▶ [WORK INSTRUCTIONS] Quote all of the entries word for word.

[Extracted data entries]
——

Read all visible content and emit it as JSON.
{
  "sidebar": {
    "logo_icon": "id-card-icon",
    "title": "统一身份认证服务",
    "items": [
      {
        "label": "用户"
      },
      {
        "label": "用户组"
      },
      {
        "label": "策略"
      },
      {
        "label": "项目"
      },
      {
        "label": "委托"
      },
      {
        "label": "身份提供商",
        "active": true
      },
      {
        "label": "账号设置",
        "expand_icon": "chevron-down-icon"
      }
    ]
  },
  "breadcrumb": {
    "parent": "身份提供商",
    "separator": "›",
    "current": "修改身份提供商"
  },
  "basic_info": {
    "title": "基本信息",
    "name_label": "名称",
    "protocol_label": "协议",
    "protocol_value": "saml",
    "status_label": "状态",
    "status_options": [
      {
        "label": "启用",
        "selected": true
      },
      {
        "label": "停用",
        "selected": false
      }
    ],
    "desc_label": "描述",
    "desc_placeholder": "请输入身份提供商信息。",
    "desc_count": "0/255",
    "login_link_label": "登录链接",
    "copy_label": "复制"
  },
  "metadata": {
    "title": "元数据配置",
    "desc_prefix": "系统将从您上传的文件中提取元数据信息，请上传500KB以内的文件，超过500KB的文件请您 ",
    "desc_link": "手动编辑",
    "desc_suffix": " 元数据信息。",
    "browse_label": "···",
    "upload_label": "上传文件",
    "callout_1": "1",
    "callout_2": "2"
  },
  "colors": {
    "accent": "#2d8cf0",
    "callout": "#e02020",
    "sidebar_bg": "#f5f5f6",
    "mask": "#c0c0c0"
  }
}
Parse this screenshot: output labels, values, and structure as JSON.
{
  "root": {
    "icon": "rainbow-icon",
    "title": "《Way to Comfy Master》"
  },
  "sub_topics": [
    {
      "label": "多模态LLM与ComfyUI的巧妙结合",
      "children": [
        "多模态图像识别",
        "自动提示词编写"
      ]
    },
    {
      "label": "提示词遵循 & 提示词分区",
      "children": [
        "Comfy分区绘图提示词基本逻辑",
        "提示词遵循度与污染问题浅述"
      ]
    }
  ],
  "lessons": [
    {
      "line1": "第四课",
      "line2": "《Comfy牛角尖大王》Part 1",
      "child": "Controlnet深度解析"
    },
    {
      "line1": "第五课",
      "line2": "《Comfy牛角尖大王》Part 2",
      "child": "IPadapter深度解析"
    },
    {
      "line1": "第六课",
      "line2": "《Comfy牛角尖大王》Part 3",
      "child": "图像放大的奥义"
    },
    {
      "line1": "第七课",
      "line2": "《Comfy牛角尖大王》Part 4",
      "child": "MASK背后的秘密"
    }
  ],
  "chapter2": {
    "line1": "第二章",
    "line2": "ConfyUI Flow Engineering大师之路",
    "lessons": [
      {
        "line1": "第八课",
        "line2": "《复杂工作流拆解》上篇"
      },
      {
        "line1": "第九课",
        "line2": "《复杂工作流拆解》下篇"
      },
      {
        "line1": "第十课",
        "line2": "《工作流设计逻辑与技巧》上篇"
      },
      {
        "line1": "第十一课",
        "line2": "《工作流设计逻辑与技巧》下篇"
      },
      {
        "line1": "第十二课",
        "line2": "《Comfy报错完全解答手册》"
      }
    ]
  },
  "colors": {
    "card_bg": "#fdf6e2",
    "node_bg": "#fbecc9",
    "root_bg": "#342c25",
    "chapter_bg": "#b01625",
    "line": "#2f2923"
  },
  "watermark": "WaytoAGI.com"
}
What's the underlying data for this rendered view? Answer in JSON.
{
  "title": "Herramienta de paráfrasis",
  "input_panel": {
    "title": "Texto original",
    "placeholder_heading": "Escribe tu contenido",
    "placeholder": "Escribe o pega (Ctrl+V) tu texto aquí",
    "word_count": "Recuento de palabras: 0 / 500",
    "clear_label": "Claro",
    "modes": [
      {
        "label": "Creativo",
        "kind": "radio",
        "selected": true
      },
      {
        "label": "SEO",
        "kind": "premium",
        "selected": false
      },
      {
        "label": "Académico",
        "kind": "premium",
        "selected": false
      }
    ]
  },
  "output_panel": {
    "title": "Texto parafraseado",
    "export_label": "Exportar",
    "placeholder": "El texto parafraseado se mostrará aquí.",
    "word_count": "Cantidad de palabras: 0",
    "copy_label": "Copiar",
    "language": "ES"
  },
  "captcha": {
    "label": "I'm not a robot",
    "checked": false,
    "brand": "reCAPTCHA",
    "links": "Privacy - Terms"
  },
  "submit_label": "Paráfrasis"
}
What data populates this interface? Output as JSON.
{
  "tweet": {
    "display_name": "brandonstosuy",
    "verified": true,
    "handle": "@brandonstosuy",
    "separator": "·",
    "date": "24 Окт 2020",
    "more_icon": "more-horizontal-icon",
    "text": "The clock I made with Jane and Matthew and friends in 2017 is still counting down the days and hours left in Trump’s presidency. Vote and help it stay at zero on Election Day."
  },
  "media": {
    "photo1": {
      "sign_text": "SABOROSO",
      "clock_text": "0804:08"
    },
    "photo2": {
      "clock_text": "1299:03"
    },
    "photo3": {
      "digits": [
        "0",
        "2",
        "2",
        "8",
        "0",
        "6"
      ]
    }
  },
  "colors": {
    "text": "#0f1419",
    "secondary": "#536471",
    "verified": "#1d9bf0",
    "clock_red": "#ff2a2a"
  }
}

——

▶ [EXERCISE OUTPUT]
Read all visible content and emit it as JSON.
{
  "sidebar": {
    "logo_icon": "id-card-icon",
    "title": "统一身份认证服务",
    "items": [
      {
        "label": "用户"
      },
      {
        "label": "用户组"
      },
      {
        "label": "策略"
      },
      {
        "label": "项目"
      },
      {
        "label": "委托"
      },
      {
        "label": "身份提供商",
        "active": true
      },
      {
        "label": "账号设置",
        "expand_icon": "chevron-down-icon"
      }
    ]
  },
  "breadcrumb": {
    "parent": "身份提供商",
    "separator": "›",
    "current": "修改身份提供商"
  },
  "basic_info": {
    "title": "基本信息",
    "name_label": "名称",
    "protocol_label": "协议",
    "protocol_value": "saml",
    "status_label": "状态",
    "status_options": [
      {
        "label": "启用",
        "selected": true
      },
      {
        "label": "停用",
        "selected": false
      }
    ],
    "desc_label": "描述",
    "desc_placeholder": "请输入身份提供商信息。",
    "desc_count": "0/255",
    "login_link_label": "登录链接",
    "copy_label": "复制"
  },
  "metadata": {
    "title": "元数据配置",
    "desc_prefix": "系统将从您上传的文件中提取元数据信息，请上传500KB以内的文件，超过500KB的文件请您 ",
    "desc_link": "手动编辑",
    "desc_suffix": " 元数据信息。",
    "browse_label": "···",
    "upload_label": "上传文件",
    "callout_1": "1",
    "callout_2": "2"
  },
  "colors": {
    "accent": "#2d8cf0",
    "callout": "#e02020",
    "sidebar_bg": "#f5f5f6",
    "mask": "#c0c0c0"
  }
}
Parse this screenshot: output labels, values, and structure as JSON.
{
  "root": {
    "icon": "rainbow-icon",
    "title": "《Way to Comfy Master》"
  },
  "sub_topics": [
    {
      "label": "多模态LLM与ComfyUI的巧妙结合",
      "children": [
        "多模态图像识别",
        "自动提示词编写"
      ]
    },
    {
      "label": "提示词遵循 & 提示词分区",
      "children": [
        "Comfy分区绘图提示词基本逻辑",
        "提示词遵循度与污染问题浅述"
      ]
    }
  ],
  "lessons": [
    {
      "line1": "第四课",
      "line2": "《Comfy牛角尖大王》Part 1",
      "child": "Controlnet深度解析"
    },
    {
      "line1": "第五课",
      "line2": "《Comfy牛角尖大王》Part 2",
      "child": "IPadapter深度解析"
    },
    {
      "line1": "第六课",
      "line2": "《Comfy牛角尖大王》Part 3",
      "child": "图像放大的奥义"
    },
    {
      "line1": "第七课",
      "line2": "《Comfy牛角尖大王》Part 4",
      "child": "MASK背后的秘密"
    }
  ],
  "chapter2": {
    "line1": "第二章",
    "line2": "ConfyUI Flow Engineering大师之路",
    "lessons": [
      {
        "line1": "第八课",
        "line2": "《复杂工作流拆解》上篇"
      },
      {
        "line1": "第九课",
        "line2": "《复杂工作流拆解》下篇"
      },
      {
        "line1": "第十课",
        "line2": "《工作流设计逻辑与技巧》上篇"
      },
      {
        "line1": "第十一课",
        "line2": "《工作流设计逻辑与技巧》下篇"
      },
      {
        "line1": "第十二课",
        "line2": "《Comfy报错完全解答手册》"
      }
    ]
  },
  "colors": {
    "card_bg": "#fdf6e2",
    "node_bg": "#fbecc9",
    "root_bg": "#342c25",
    "chapter_bg": "#b01625",
    "line": "#2f2923"
  },
  "watermark": "WaytoAGI.com"
}
What's the underlying data for this rendered view? Answer in JSON.
{
  "title": "Herramienta de paráfrasis",
  "input_panel": {
    "title": "Texto original",
    "placeholder_heading": "Escribe tu contenido",
    "placeholder": "Escribe o pega (Ctrl+V) tu texto aquí",
    "word_count": "Recuento de palabras: 0 / 500",
    "clear_label": "Claro",
    "modes": [
      {
        "label": "Creativo",
        "kind": "radio",
        "selected": true
      },
      {
        "label": "SEO",
        "kind": "premium",
        "selected": false
      },
      {
        "label": "Académico",
        "kind": "premium",
        "selected": false
      }
    ]
  },
  "output_panel": {
    "title": "Texto parafraseado",
    "export_label": "Exportar",
    "placeholder": "El texto parafraseado se mostrará aquí.",
    "word_count": "Cantidad de palabras: 0",
    "copy_label": "Copiar",
    "language": "ES"
  },
  "captcha": {
    "label": "I'm not a robot",
    "checked": false,
    "brand": "reCAPTCHA",
    "links": "Privacy - Terms"
  },
  "submit_label": "Paráfrasis"
}
What data populates this interface? Output as JSON.
{
  "tweet": {
    "display_name": "brandonstosuy",
    "verified": true,
    "handle": "@brandonstosuy",
    "separator": "·",
    "date": "24 Окт 2020",
    "more_icon": "more-horizontal-icon",
    "text": "The clock I made with Jane and Matthew and friends in 2017 is still counting down the days and hours left in Trump’s presidency. Vote and help it stay at zero on Election Day."
  },
  "media": {
    "photo1": {
      "sign_text": "SABOROSO",
      "clock_text": "0804:08"
    },
    "photo2": {
      "clock_text": "1299:03"
    },
    "photo3": {
      "digits": [
        "0",
        "2",
        "2",
        "8",
        "0",
        "6"
      ]
    }
  },
  "colors": {
    "text": "#0f1419",
    "secondary": "#536471",
    "verified": "#1d9bf0",
    "clock_red": "#ff2a2a"
  }
}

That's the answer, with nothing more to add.